◆ **INPUT DATA**:

• • • • • • •

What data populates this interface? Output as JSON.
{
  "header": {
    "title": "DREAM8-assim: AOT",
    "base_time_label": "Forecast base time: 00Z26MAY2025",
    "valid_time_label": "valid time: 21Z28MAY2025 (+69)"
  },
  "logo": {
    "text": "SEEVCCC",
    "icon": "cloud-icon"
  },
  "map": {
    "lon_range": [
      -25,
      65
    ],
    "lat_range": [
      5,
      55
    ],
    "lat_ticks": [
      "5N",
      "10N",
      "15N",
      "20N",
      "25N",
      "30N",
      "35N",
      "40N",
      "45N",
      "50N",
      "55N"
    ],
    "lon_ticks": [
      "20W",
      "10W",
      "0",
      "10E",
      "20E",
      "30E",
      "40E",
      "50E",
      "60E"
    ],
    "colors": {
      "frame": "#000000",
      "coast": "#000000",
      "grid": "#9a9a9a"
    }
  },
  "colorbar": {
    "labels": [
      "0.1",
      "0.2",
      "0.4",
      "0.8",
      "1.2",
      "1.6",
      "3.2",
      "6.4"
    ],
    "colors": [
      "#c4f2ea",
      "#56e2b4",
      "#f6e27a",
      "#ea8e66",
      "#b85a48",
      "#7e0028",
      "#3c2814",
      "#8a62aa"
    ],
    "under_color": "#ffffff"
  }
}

• • • • • • •

◆ **YOUR INSTRUCTIONS**: Return every line exactly.

◆ **RESPONSE TO THE EXERCISE**:
What data populates this interface? Output as JSON.
{
  "header": {
    "title": "DREAM8-assim: AOT",
    "base_time_label": "Forecast base time: 00Z26MAY2025",
    "valid_time_label": "valid time: 21Z28MAY2025 (+69)"
  },
  "logo": {
    "text": "SEEVCCC",
    "icon": "cloud-icon"
  },
  "map": {
    "lon_range": [
      -25,
      65
    ],
    "lat_range": [
      5,
      55
    ],
    "lat_ticks": [
      "5N",
      "10N",
      "15N",
      "20N",
      "25N",
      "30N",
      "35N",
      "40N",
      "45N",
      "50N",
      "55N"
    ],
    "lon_ticks": [
      "20W",
      "10W",
      "0",
      "10E",
      "20E",
      "30E",
      "40E",
      "50E",
      "60E"
    ],
    "colors": {
      "frame": "#000000",
      "coast": "#000000",
      "grid": "#9a9a9a"
    }
  },
  "colorbar": {
    "labels": [
      "0.1",
      "0.2",
      "0.4",
      "0.8",
      "1.2",
      "1.6",
      "3.2",
      "6.4"
    ],
    "colors": [
      "#c4f2ea",
      "#56e2b4",
      "#f6e27a",
      "#ea8e66",
      "#b85a48",
      "#7e0028",
      "#3c2814",
      "#8a62aa"
    ],
    "under_color": "#ffffff"
  }
}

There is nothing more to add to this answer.